Record set:
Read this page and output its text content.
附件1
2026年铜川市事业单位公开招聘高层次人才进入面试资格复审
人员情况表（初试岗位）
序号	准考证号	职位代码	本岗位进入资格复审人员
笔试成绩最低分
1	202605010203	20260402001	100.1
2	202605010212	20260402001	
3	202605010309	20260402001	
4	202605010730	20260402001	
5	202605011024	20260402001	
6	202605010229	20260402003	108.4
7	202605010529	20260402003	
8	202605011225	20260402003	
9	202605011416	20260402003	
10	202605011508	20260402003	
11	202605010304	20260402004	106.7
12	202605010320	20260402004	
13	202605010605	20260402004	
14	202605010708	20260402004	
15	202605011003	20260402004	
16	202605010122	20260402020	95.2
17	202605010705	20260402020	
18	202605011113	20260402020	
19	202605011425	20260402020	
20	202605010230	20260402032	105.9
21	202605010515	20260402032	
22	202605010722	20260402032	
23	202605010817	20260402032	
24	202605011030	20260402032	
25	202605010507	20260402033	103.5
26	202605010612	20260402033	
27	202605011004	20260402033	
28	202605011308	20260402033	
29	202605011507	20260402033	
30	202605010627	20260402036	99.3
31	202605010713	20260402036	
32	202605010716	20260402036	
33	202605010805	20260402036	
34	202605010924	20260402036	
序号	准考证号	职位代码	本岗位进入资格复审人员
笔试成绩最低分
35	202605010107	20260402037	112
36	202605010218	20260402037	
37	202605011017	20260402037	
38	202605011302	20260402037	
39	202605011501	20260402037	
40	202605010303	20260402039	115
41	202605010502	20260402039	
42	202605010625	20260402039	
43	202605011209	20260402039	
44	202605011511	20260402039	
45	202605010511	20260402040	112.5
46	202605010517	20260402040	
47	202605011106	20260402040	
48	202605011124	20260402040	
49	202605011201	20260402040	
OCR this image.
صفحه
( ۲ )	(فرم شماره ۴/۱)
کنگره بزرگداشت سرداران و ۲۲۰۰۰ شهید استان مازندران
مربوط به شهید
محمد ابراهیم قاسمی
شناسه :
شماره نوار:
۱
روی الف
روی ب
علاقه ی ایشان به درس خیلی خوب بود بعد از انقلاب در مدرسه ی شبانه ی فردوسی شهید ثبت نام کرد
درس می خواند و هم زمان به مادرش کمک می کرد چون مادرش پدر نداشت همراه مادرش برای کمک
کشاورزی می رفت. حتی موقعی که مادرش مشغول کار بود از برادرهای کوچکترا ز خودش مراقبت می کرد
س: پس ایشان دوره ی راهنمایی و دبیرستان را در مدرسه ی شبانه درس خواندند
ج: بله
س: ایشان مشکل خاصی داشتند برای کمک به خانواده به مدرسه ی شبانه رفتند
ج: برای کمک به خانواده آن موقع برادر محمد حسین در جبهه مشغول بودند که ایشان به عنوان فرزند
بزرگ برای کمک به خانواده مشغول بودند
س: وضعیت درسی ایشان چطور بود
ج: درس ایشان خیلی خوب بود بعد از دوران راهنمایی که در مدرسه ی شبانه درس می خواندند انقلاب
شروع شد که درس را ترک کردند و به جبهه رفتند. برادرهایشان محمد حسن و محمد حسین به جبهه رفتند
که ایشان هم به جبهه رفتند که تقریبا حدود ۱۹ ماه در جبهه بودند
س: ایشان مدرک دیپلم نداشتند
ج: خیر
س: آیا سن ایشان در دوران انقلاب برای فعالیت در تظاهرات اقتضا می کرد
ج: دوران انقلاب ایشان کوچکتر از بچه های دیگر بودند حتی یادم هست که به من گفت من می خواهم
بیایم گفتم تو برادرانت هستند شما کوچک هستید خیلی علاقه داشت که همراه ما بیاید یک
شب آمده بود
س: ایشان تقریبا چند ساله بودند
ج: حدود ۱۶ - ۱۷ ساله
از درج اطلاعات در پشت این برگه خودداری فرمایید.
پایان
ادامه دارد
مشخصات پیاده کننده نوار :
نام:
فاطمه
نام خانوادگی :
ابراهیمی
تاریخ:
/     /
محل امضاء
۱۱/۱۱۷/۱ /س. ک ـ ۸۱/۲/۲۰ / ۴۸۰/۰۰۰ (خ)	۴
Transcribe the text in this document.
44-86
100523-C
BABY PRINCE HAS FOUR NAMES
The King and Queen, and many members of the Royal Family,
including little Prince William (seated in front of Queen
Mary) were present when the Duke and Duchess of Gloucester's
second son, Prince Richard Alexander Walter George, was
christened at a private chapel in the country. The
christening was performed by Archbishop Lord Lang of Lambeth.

Stated goal:
Scan the listing above. Gather each line that contains the word "دوران".

Output below:
ج: درس ایشان خیلی خوب بود بعد از دوران راهنمایی که در مدرسه ی شبانه درس می خواندند انقلاب
س: آیا سن ایشان در دوران انقلاب برای فعالیت در تظاهرات اقتضا می کرد
ج: دوران انقلاب ایشان کوچکتر از بچه های دیگر بودند حتی یادم هست که به من گفت من می خواهم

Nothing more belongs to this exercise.